▶ [Objective]
Filter this material down to the lines that hold "name", copying each one.

Records that describe figures
=-=-=-=-=
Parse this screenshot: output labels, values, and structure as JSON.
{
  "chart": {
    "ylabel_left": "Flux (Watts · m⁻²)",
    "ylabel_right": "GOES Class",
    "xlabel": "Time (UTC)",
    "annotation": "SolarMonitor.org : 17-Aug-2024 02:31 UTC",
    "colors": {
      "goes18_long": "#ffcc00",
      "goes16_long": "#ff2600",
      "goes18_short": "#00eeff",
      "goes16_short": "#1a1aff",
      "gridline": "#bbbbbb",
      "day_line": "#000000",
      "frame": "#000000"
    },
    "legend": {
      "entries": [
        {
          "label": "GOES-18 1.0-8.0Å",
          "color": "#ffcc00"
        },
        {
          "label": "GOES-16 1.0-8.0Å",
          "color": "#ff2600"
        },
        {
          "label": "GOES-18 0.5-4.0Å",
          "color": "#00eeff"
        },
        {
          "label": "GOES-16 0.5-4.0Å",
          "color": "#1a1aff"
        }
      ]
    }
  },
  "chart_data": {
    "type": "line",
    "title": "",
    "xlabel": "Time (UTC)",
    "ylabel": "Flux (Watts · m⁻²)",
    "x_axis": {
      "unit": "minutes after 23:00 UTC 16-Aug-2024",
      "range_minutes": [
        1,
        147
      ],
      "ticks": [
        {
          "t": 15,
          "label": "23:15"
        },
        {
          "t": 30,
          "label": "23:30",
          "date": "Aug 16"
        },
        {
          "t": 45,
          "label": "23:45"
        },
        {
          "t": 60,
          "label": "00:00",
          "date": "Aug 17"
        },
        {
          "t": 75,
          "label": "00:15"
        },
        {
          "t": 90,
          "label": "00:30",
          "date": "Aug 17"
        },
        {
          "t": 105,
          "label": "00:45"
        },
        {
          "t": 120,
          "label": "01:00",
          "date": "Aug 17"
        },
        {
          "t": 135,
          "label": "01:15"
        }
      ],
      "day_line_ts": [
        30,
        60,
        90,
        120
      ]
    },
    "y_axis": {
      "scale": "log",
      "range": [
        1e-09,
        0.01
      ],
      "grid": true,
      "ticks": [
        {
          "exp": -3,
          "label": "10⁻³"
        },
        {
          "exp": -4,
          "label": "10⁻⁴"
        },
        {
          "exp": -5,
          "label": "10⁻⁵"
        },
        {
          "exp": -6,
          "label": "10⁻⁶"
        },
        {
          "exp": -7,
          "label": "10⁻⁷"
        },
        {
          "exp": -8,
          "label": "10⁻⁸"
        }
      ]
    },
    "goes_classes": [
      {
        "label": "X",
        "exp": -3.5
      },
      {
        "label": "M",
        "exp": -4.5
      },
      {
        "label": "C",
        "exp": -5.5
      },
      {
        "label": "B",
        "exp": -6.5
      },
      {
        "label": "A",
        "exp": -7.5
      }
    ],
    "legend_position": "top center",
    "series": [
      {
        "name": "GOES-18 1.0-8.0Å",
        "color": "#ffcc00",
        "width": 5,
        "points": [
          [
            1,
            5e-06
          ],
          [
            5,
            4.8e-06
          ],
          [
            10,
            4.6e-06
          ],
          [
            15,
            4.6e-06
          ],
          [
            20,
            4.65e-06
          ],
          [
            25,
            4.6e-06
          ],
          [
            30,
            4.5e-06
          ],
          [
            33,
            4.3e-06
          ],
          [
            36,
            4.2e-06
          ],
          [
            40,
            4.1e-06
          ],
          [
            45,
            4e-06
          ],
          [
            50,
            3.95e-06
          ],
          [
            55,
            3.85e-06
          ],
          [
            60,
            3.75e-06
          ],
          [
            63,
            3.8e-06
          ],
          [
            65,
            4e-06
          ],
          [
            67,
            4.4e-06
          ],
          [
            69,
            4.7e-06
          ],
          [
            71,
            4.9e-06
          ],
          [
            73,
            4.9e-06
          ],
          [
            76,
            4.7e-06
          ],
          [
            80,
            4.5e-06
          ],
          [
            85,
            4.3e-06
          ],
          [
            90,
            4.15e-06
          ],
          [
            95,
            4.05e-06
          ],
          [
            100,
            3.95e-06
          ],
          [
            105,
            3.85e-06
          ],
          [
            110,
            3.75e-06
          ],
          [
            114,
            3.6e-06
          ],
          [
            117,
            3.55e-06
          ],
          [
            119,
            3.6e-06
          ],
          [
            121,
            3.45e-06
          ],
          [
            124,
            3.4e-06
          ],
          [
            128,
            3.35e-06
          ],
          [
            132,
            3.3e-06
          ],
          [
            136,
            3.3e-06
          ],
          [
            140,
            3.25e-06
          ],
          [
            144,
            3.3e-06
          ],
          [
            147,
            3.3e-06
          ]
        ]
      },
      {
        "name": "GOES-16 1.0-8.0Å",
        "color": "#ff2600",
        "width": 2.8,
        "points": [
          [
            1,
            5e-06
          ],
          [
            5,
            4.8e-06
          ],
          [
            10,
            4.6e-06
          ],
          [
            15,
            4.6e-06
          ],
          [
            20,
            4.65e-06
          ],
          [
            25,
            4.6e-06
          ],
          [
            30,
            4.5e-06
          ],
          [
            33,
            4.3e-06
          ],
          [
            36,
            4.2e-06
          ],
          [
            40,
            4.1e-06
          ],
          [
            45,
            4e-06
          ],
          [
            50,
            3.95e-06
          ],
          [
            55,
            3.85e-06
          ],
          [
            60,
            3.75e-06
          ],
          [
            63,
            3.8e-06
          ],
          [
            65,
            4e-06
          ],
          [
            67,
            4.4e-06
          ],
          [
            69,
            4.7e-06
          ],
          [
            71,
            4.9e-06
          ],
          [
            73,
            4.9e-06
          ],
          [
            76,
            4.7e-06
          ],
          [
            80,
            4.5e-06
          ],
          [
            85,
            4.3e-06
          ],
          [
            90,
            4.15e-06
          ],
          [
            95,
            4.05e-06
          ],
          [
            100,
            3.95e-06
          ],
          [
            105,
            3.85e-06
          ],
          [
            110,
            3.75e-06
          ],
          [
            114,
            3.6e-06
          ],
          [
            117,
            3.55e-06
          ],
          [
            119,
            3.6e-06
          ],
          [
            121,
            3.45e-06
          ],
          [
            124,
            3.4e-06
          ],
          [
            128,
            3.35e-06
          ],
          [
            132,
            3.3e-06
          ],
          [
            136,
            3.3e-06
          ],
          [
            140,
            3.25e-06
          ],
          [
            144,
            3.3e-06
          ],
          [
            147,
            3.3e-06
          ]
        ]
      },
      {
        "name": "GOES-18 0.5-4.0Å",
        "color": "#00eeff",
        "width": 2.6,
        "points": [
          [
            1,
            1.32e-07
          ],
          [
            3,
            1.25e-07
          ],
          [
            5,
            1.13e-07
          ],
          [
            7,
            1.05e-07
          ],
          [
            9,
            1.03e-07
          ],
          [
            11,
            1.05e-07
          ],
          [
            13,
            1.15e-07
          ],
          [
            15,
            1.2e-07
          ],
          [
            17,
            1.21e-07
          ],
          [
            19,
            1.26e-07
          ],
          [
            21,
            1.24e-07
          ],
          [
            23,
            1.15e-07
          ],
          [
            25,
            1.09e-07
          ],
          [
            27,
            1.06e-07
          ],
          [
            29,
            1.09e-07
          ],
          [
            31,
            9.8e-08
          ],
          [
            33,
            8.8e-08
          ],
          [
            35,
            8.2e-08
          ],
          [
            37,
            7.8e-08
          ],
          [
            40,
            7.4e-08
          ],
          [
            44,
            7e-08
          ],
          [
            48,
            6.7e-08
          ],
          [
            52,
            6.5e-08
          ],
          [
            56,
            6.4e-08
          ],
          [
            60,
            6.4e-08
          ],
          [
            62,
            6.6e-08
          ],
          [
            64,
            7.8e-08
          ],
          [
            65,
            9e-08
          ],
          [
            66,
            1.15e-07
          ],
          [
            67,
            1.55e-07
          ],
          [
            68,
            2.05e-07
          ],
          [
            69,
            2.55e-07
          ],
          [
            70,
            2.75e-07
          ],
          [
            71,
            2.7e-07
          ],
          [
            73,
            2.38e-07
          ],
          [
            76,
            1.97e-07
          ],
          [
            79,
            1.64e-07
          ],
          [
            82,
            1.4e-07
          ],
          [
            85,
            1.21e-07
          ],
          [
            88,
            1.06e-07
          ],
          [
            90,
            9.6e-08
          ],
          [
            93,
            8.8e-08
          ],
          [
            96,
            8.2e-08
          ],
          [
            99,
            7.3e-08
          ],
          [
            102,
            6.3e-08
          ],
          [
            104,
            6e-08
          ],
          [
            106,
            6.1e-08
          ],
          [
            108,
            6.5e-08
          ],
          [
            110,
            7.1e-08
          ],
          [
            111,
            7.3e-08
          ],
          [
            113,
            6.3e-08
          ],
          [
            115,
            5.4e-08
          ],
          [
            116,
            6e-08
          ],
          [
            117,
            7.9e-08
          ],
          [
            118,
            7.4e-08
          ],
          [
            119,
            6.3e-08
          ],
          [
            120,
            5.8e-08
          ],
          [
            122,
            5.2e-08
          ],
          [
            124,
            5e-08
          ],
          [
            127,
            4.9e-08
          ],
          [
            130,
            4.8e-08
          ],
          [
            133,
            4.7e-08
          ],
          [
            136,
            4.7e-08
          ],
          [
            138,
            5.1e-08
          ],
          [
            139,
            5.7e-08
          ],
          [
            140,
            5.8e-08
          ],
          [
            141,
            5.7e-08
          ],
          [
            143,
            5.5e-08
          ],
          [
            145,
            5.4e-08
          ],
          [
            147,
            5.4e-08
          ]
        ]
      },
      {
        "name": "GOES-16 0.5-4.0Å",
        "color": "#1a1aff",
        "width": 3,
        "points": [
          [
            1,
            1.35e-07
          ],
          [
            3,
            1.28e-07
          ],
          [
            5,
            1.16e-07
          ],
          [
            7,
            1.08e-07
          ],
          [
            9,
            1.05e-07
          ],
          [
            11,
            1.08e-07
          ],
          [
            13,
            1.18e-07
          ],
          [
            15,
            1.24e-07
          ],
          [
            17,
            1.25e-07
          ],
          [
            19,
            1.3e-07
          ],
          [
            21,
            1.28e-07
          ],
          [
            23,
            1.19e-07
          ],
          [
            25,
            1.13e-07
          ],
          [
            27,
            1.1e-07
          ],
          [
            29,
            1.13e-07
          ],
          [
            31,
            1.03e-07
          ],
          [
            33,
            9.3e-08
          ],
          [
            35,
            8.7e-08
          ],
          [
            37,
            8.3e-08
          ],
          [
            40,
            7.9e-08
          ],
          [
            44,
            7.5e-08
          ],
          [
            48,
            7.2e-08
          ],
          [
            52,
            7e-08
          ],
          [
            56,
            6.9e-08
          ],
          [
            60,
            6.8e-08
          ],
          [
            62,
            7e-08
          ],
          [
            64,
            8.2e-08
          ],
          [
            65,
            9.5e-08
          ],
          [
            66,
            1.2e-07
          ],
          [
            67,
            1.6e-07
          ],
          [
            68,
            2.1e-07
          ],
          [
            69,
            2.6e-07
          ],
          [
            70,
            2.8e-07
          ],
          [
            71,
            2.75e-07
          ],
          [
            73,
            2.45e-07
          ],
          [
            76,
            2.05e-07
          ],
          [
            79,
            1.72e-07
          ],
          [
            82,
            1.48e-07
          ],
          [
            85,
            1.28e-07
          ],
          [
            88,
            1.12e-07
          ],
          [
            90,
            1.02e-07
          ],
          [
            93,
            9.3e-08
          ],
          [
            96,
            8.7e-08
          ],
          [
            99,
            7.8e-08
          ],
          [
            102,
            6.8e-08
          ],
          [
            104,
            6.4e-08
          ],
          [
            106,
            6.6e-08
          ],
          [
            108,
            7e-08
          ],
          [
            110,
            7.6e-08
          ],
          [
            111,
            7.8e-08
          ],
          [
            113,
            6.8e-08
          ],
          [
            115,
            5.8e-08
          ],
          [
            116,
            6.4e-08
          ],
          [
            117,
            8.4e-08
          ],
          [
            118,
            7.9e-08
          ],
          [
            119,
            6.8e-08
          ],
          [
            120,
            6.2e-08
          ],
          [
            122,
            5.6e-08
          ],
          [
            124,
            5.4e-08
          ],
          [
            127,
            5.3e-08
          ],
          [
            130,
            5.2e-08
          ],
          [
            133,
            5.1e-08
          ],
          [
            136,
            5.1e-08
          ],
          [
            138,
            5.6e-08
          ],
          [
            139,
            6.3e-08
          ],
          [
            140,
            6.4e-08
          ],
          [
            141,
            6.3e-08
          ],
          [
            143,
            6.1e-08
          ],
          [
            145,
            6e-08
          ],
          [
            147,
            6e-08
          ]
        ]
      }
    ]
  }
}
=-=-=-=-=
▶ [Solution to the exercise]
        "name": "GOES-18 1.0-8.0Å",
        "name": "GOES-16 1.0-8.0Å",
        "name": "GOES-18 0.5-4.0Å",
        "name": "GOES-16 0.5-4.0Å",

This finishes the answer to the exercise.